**YOUR TASK:** Please transcribe the listing below in full and word for word, without its pictures.

**RECORDS FOR THIS TASK:**
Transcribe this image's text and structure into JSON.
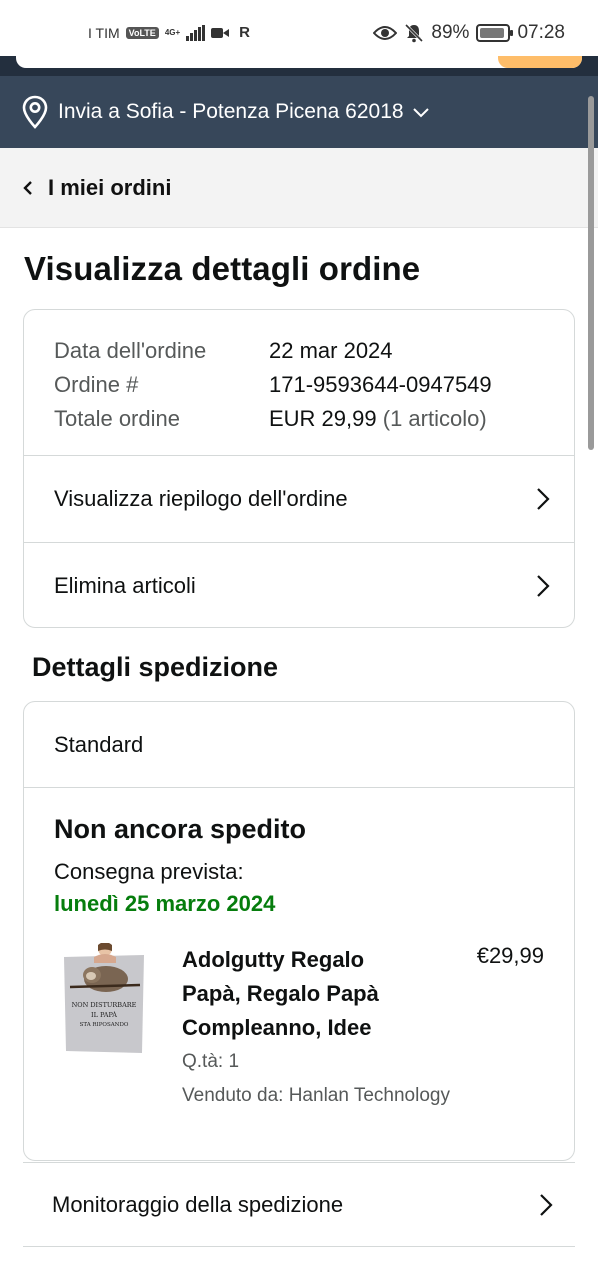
{
  "status_bar": {
    "carrier": "I TIM",
    "volte": "VoLTE",
    "network": "4G+",
    "extra": "R",
    "battery": "89%",
    "time": "07:28"
  },
  "deliver_bar": {
    "text": "Invia a Sofia - Potenza Picena 62018"
  },
  "breadcrumb": {
    "label": "I miei ordini"
  },
  "page": {
    "title": "Visualizza dettagli ordine"
  },
  "order": {
    "date_label": "Data dell'ordine",
    "date_value": "22 mar 2024",
    "number_label": "Ordine #",
    "number_value": "171-9593644-0947549",
    "total_label": "Totale ordine",
    "total_value": "EUR 29,99",
    "total_items": "(1 articolo)",
    "summary_link": "Visualizza riepilogo dell'ordine",
    "delete_link": "Elimina articoli"
  },
  "shipping": {
    "section_title": "Dettagli spedizione",
    "method": "Standard",
    "status": "Non ancora spedito",
    "estimate_label": "Consegna prevista:",
    "estimate_date": "lunedì 25 marzo 2024"
  },
  "product": {
    "title_line1": "Adolgutty Regalo",
    "title_line2": "Papà, Regalo Papà",
    "title_line3": "Compleanno, Idee",
    "price": "€29,99",
    "qty": "Q.tà: 1",
    "seller": "Venduto da: Hanlan Technology",
    "image_text_line1": "NON DISTURBARE",
    "image_text_line2": "IL PAPÀ",
    "image_text_line3": "STA RIPOSANDO"
  },
  "links": {
    "tracking": "Monitoraggio della spedizione"
  },
  "colors": {
    "deliver_bar": "#37475a",
    "header_dark": "#232f3e",
    "search_button": "#febd69",
    "delivery_green": "#067d0d"
  }
}
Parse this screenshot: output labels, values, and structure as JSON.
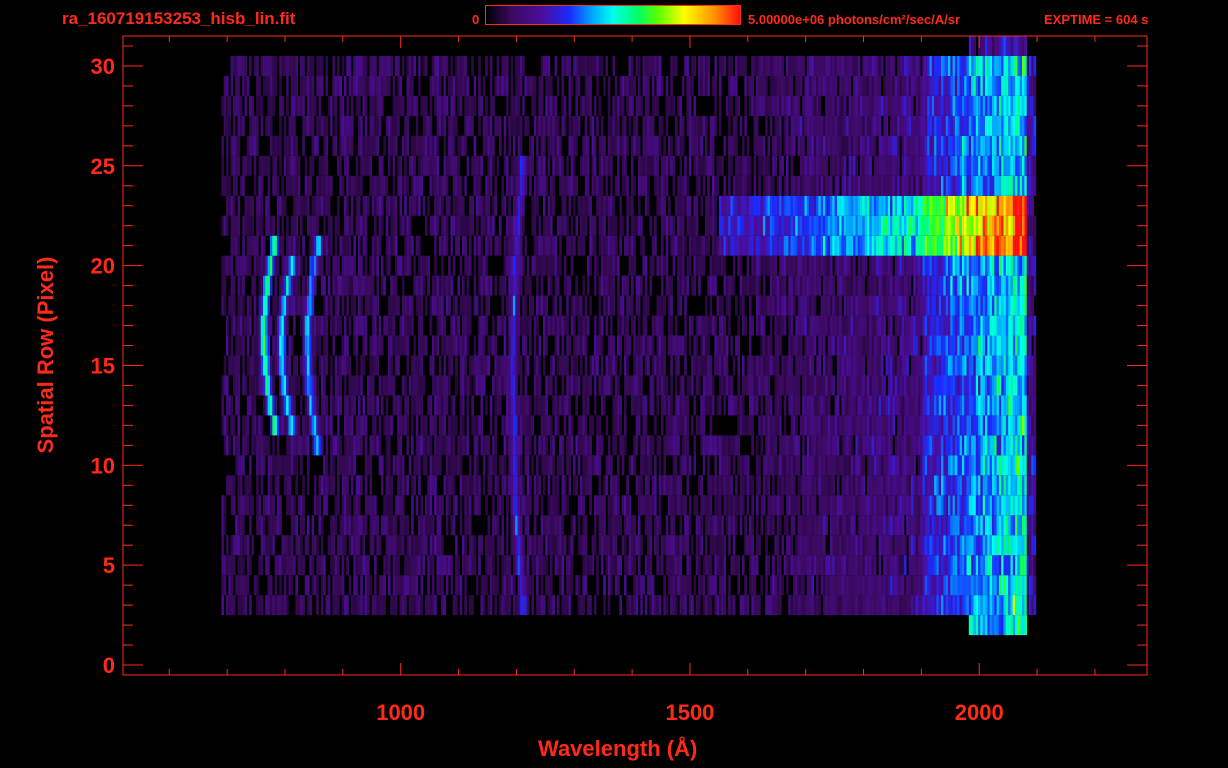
{
  "header": {
    "file_title": "ra_160719153253_hisb_lin.fit",
    "colorbar_min": "0",
    "colorbar_max": "5.00000e+06 photons/cm²/sec/A/sr",
    "exptime": "EXPTIME = 604 s"
  },
  "colors": {
    "axis": "#ff2a1a",
    "background": "#000000"
  },
  "chart_data": {
    "type": "heatmap",
    "xlabel": "Wavelength (Å)",
    "ylabel": "Spatial Row (Pixel)",
    "xlim": [
      520,
      2290
    ],
    "ylim": [
      -0.5,
      31.5
    ],
    "x_ticks": [
      {
        "value": 1000,
        "label": "1000"
      },
      {
        "value": 1500,
        "label": "1500"
      },
      {
        "value": 2000,
        "label": "2000"
      }
    ],
    "y_ticks": [
      {
        "value": 0,
        "label": "0"
      },
      {
        "value": 5,
        "label": "5"
      },
      {
        "value": 10,
        "label": "10"
      },
      {
        "value": 15,
        "label": "15"
      },
      {
        "value": 20,
        "label": "20"
      },
      {
        "value": 25,
        "label": "25"
      },
      {
        "value": 30,
        "label": "30"
      }
    ],
    "colorbar": {
      "min": 0,
      "max": 5000000,
      "units": "photons/cm²/sec/A/sr",
      "colormap": "rainbow"
    },
    "data_extent": {
      "x": [
        690,
        2095
      ],
      "rows": [
        3,
        30
      ]
    },
    "features": [
      {
        "wavelength": 780,
        "rows": [
          12,
          21
        ],
        "relative_intensity": 0.62
      },
      {
        "wavelength": 810,
        "rows": [
          12,
          20
        ],
        "relative_intensity": 0.5
      },
      {
        "wavelength": 855,
        "rows": [
          11,
          21
        ],
        "relative_intensity": 0.42
      },
      {
        "wavelength": 1210,
        "rows": [
          3,
          25
        ],
        "relative_intensity": 0.25
      },
      {
        "wavelength_range": [
          1550,
          2080
        ],
        "rows": [
          21,
          23
        ],
        "relative_intensity": 0.6
      },
      {
        "wavelength_range": [
          1900,
          2080
        ],
        "rows": [
          2,
          30
        ],
        "relative_intensity": 0.4
      }
    ]
  }
}
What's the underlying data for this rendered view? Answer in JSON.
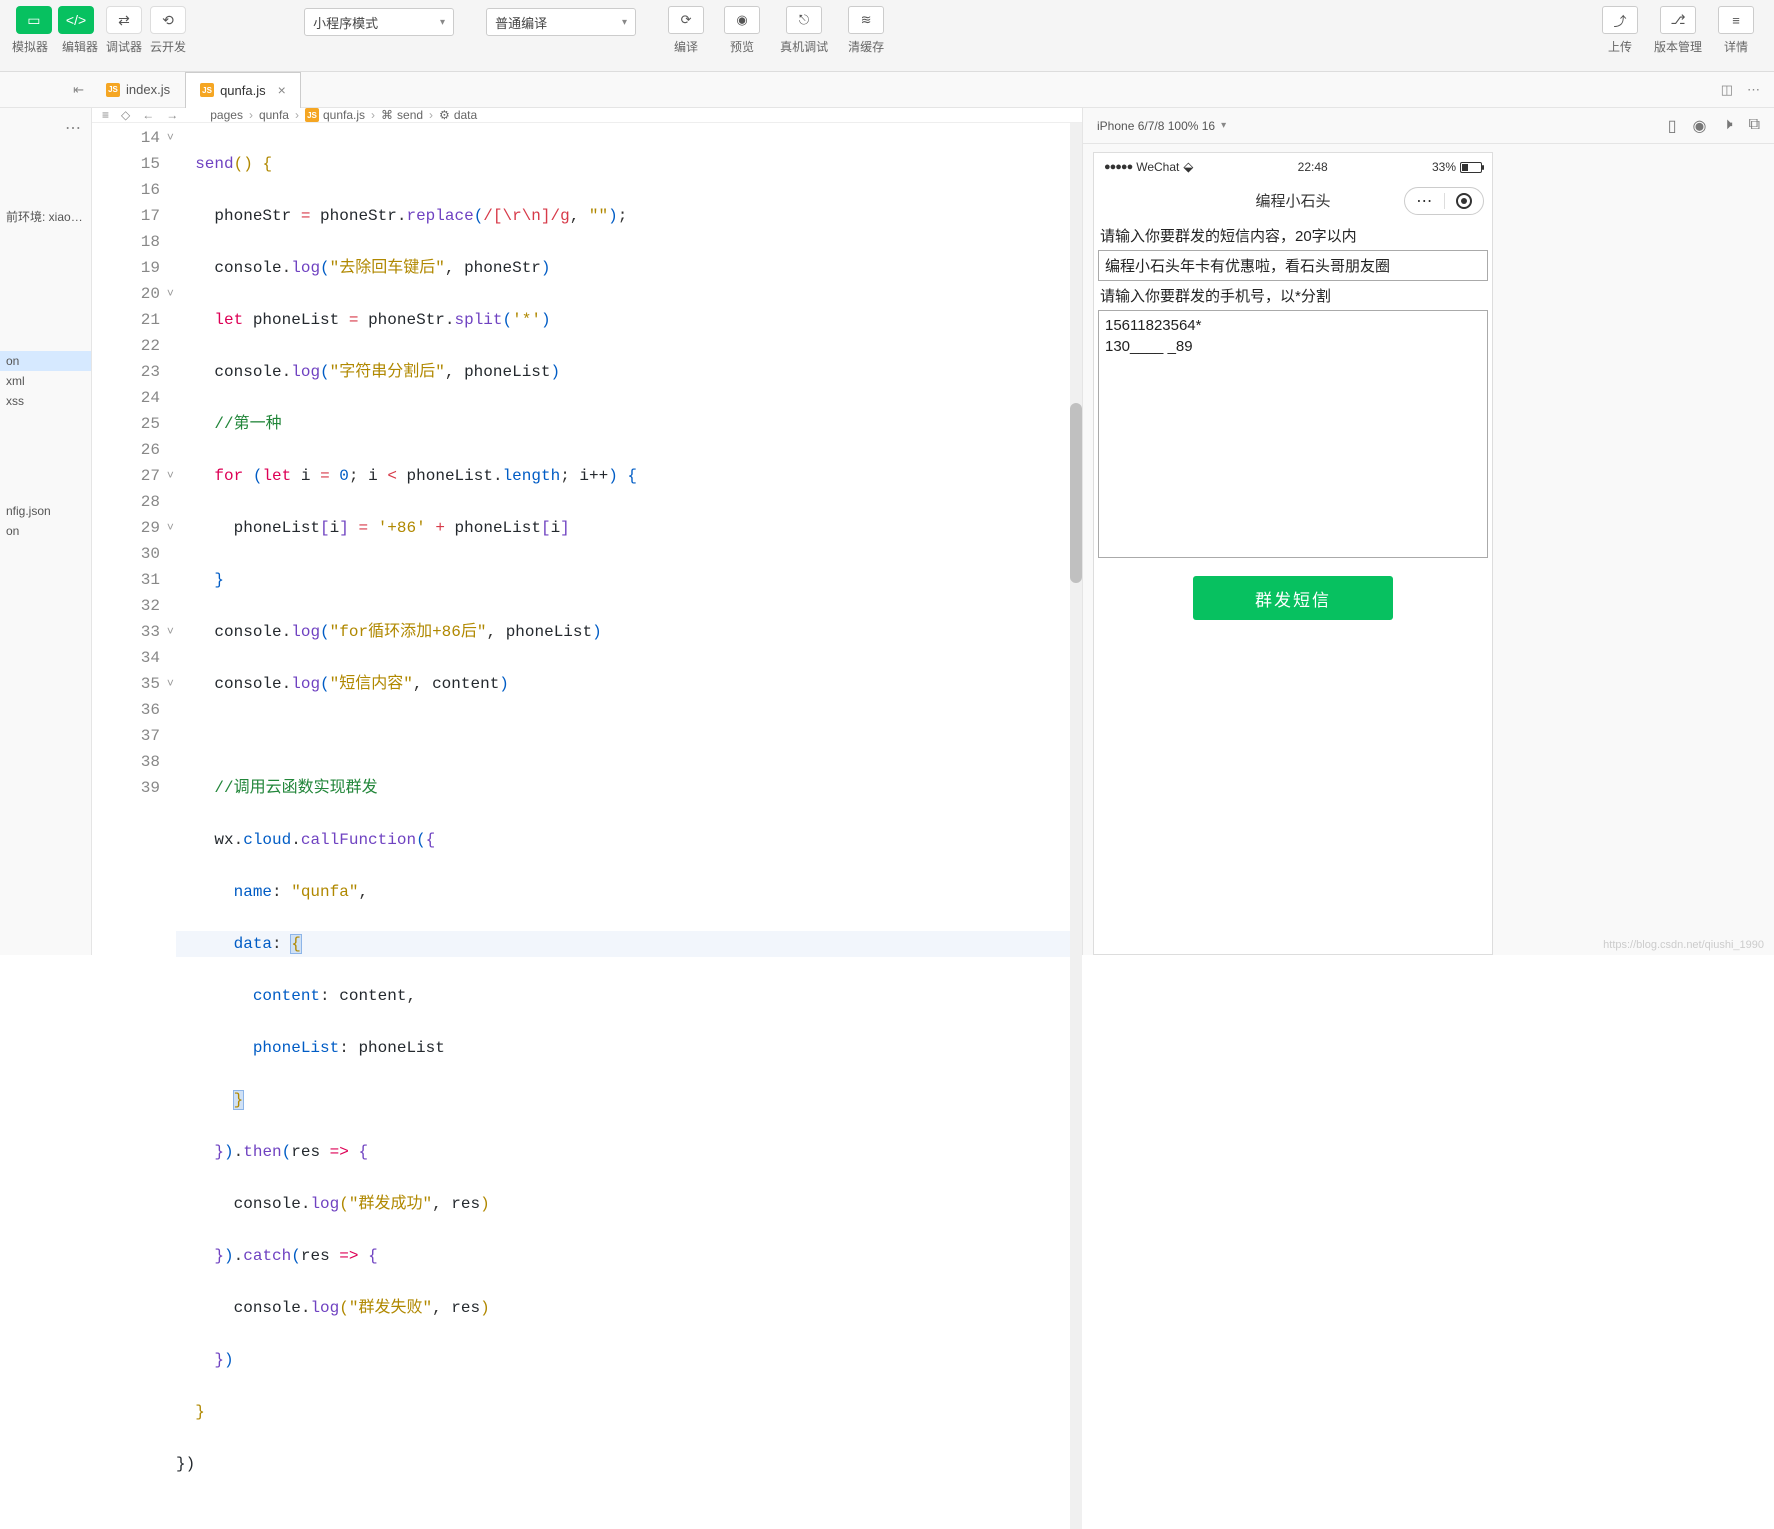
{
  "toolbar": {
    "left_labels": {
      "simulator": "模拟器",
      "editor": "编辑器",
      "debugger": "调试器",
      "cloud": "云开发"
    },
    "mode_select": "小程序模式",
    "compile_select": "普通编译",
    "mid": {
      "compile": "编译",
      "preview": "预览",
      "real": "真机调试",
      "clear": "清缓存"
    },
    "right": {
      "upload": "上传",
      "version": "版本管理",
      "detail": "详情"
    }
  },
  "tabs": {
    "inactive": "index.js",
    "active": "qunfa.js"
  },
  "crumbs": {
    "pages": "pages",
    "qunfa": "qunfa",
    "file": "qunfa.js",
    "send": "send",
    "data": "data"
  },
  "side": {
    "env_label": "前环境: xiaos...",
    "files_top": [
      "on",
      "xml",
      "xss"
    ],
    "files_bot": [
      "nfig.json",
      "on"
    ]
  },
  "code": {
    "l14": {
      "fn": "send"
    },
    "l15": {
      "id1": "phoneStr",
      "id2": "phoneStr",
      "m": "replace",
      "rgx": "/[\\r\\n]/g",
      "s": "\"\""
    },
    "l16": {
      "o": "console",
      "m": "log",
      "s": "\"去除回车键后\"",
      "id": "phoneStr"
    },
    "l17": {
      "kw": "let",
      "id1": "phoneList",
      "id2": "phoneStr",
      "m": "split",
      "s": "'*'"
    },
    "l18": {
      "o": "console",
      "m": "log",
      "s": "\"字符串分割后\"",
      "id": "phoneList"
    },
    "l19": {
      "c": "//第一种"
    },
    "l20": {
      "kw1": "for",
      "kw2": "let",
      "id": "i",
      "n": "0",
      "arr": "phoneList",
      "prop": "length",
      "inc": "i++"
    },
    "l21": {
      "arr": "phoneList",
      "idx": "i",
      "s": "'+86'",
      "arr2": "phoneList",
      "idx2": "i"
    },
    "l23": {
      "o": "console",
      "m": "log",
      "s": "\"for循环添加+86后\"",
      "id": "phoneList"
    },
    "l24": {
      "o": "console",
      "m": "log",
      "s": "\"短信内容\"",
      "id": "content"
    },
    "l26": {
      "c": "//调用云函数实现群发"
    },
    "l27": {
      "o1": "wx",
      "o2": "cloud",
      "m": "callFunction"
    },
    "l28": {
      "k": "name",
      "s": "\"qunfa\""
    },
    "l29": {
      "k": "data"
    },
    "l30": {
      "k": "content",
      "v": "content"
    },
    "l31": {
      "k": "phoneList",
      "v": "phoneList"
    },
    "l33": {
      "m": "then",
      "p": "res"
    },
    "l34": {
      "o": "console",
      "m": "log",
      "s": "\"群发成功\"",
      "id": "res"
    },
    "l35": {
      "m": "catch",
      "p": "res"
    },
    "l36": {
      "o": "console",
      "m": "log",
      "s": "\"群发失败\"",
      "id": "res"
    }
  },
  "sim": {
    "device": "iPhone 6/7/8 100% 16",
    "status": {
      "carrier": "WeChat",
      "time": "22:48",
      "batt": "33%"
    },
    "page": {
      "title": "编程小石头",
      "label1": "请输入你要群发的短信内容，20字以内",
      "input1": "编程小石头年卡有优惠啦，看石头哥朋友圈",
      "label2": "请输入你要群发的手机号，以*分割",
      "ta": "15611823564*\n130____ _89",
      "btn": "群发短信"
    }
  },
  "watermark": "https://blog.csdn.net/qiushi_1990"
}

**RESULT OF THE TASK:**
Transcribe this image's text and structure into JSON.
{
  "status_bar": {
    "carrier": "I TIM",
    "volte": "VoLTE",
    "network": "4G+",
    "extra": "R",
    "battery": "89%",
    "time": "07:28"
  },
  "deliver_bar": {
    "text": "Invia a Sofia - Potenza Picena 62018"
  },
  "breadcrumb": {
    "label": "I miei ordini"
  },
  "page": {
    "title": "Visualizza dettagli ordine"
  },
  "order": {
    "date_label": "Data dell'ordine",
    "date_value": "22 mar 2024",
    "number_label": "Ordine #",
    "number_value": "171-9593644-0947549",
    "total_label": "Totale ordine",
    "total_value": "EUR 29,99",
    "total_items": "(1 articolo)",
    "summary_link": "Visualizza riepilogo dell'ordine",
    "delete_link": "Elimina articoli"
  },
  "shipping": {
    "section_title": "Dettagli spedizione",
    "method": "Standard",
    "status": "Non ancora spedito",
    "estimate_label": "Consegna prevista:",
    "estimate_date": "lunedì 25 marzo 2024"
  },
  "product": {
    "title_line1": "Adolgutty Regalo",
    "title_line2": "Papà, Regalo Papà",
    "title_line3": "Compleanno, Idee",
    "price": "€29,99",
    "qty": "Q.tà: 1",
    "seller": "Venduto da: Hanlan Technology",
    "image_text_line1": "NON DISTURBARE",
    "image_text_line2": "IL PAPÀ",
    "image_text_line3": "STA RIPOSANDO"
  },
  "links": {
    "tracking": "Monitoraggio della spedizione"
  },
  "colors": {
    "deliver_bar": "#37475a",
    "header_dark": "#232f3e",
    "search_button": "#febd69",
    "delivery_green": "#067d0d"
  }
}
Parse this screenshot: output labels, values, and structure as JSON.
{
  "header": {
    "file_title": "ra_160719153253_hisb_lin.fit",
    "colorbar_min": "0",
    "colorbar_max": "5.00000e+06 photons/cm²/sec/A/sr",
    "exptime": "EXPTIME = 604 s"
  },
  "colors": {
    "axis": "#ff2a1a",
    "background": "#000000"
  },
  "chart_data": {
    "type": "heatmap",
    "xlabel": "Wavelength (Å)",
    "ylabel": "Spatial Row (Pixel)",
    "xlim": [
      520,
      2290
    ],
    "ylim": [
      -0.5,
      31.5
    ],
    "x_ticks": [
      {
        "value": 1000,
        "label": "1000"
      },
      {
        "value": 1500,
        "label": "1500"
      },
      {
        "value": 2000,
        "label": "2000"
      }
    ],
    "y_ticks": [
      {
        "value": 0,
        "label": "0"
      },
      {
        "value": 5,
        "label": "5"
      },
      {
        "value": 10,
        "label": "10"
      },
      {
        "value": 15,
        "label": "15"
      },
      {
        "value": 20,
        "label": "20"
      },
      {
        "value": 25,
        "label": "25"
      },
      {
        "value": 30,
        "label": "30"
      }
    ],
    "colorbar": {
      "min": 0,
      "max": 5000000,
      "units": "photons/cm²/sec/A/sr",
      "colormap": "rainbow"
    },
    "data_extent": {
      "x": [
        690,
        2095
      ],
      "rows": [
        3,
        30
      ]
    },
    "features": [
      {
        "wavelength": 780,
        "rows": [
          12,
          21
        ],
        "relative_intensity": 0.62
      },
      {
        "wavelength": 810,
        "rows": [
          12,
          20
        ],
        "relative_intensity": 0.5
      },
      {
        "wavelength": 855,
        "rows": [
          11,
          21
        ],
        "relative_intensity": 0.42
      },
      {
        "wavelength": 1210,
        "rows": [
          3,
          25
        ],
        "relative_intensity": 0.25
      },
      {
        "wavelength_range": [
          1550,
          2080
        ],
        "rows": [
          21,
          23
        ],
        "relative_intensity": 0.6
      },
      {
        "wavelength_range": [
          1900,
          2080
        ],
        "rows": [
          2,
          30
        ],
        "relative_intensity": 0.4
      }
    ]
  }
}
What's the underlying data for this rendered view? Answer in JSON.
{
  "toolbar": {
    "left_labels": {
      "simulator": "模拟器",
      "editor": "编辑器",
      "debugger": "调试器",
      "cloud": "云开发"
    },
    "mode_select": "小程序模式",
    "compile_select": "普通编译",
    "mid": {
      "compile": "编译",
      "preview": "预览",
      "real": "真机调试",
      "clear": "清缓存"
    },
    "right": {
      "upload": "上传",
      "version": "版本管理",
      "detail": "详情"
    }
  },
  "tabs": {
    "inactive": "index.js",
    "active": "qunfa.js"
  },
  "crumbs": {
    "pages": "pages",
    "qunfa": "qunfa",
    "file": "qunfa.js",
    "send": "send",
    "data": "data"
  },
  "side": {
    "env_label": "前环境: xiaos...",
    "files_top": [
      "on",
      "xml",
      "xss"
    ],
    "files_bot": [
      "nfig.json",
      "on"
    ]
  },
  "code": {
    "l14": {
      "fn": "send"
    },
    "l15": {
      "id1": "phoneStr",
      "id2": "phoneStr",
      "m": "replace",
      "rgx": "/[\\r\\n]/g",
      "s": "\"\""
    },
    "l16": {
      "o": "console",
      "m": "log",
      "s": "\"去除回车键后\"",
      "id": "phoneStr"
    },
    "l17": {
      "kw": "let",
      "id1": "phoneList",
      "id2": "phoneStr",
      "m": "split",
      "s": "'*'"
    },
    "l18": {
      "o": "console",
      "m": "log",
      "s": "\"字符串分割后\"",
      "id": "phoneList"
    },
    "l19": {
      "c": "//第一种"
    },
    "l20": {
      "kw1": "for",
      "kw2": "let",
      "id": "i",
      "n": "0",
      "arr": "phoneList",
      "prop": "length",
      "inc": "i++"
    },
    "l21": {
      "arr": "phoneList",
      "idx": "i",
      "s": "'+86'",
      "arr2": "phoneList",
      "idx2": "i"
    },
    "l23": {
      "o": "console",
      "m": "log",
      "s": "\"for循环添加+86后\"",
      "id": "phoneList"
    },
    "l24": {
      "o": "console",
      "m": "log",
      "s": "\"短信内容\"",
      "id": "content"
    },
    "l26": {
      "c": "//调用云函数实现群发"
    },
    "l27": {
      "o1": "wx",
      "o2": "cloud",
      "m": "callFunction"
    },
    "l28": {
      "k": "name",
      "s": "\"qunfa\""
    },
    "l29": {
      "k": "data"
    },
    "l30": {
      "k": "content",
      "v": "content"
    },
    "l31": {
      "k": "phoneList",
      "v": "phoneList"
    },
    "l33": {
      "m": "then",
      "p": "res"
    },
    "l34": {
      "o": "console",
      "m": "log",
      "s": "\"群发成功\"",
      "id": "res"
    },
    "l35": {
      "m": "catch",
      "p": "res"
    },
    "l36": {
      "o": "console",
      "m": "log",
      "s": "\"群发失败\"",
      "id": "res"
    }
  },
  "sim": {
    "device": "iPhone 6/7/8 100% 16",
    "status": {
      "carrier": "WeChat",
      "time": "22:48",
      "batt": "33%"
    },
    "page": {
      "title": "编程小石头",
      "label1": "请输入你要群发的短信内容，20字以内",
      "input1": "编程小石头年卡有优惠啦，看石头哥朋友圈",
      "label2": "请输入你要群发的手机号，以*分割",
      "ta": "15611823564*\n130____ _89",
      "btn": "群发短信"
    }
  },
  "watermark": "https://blog.csdn.net/qiushi_1990"
}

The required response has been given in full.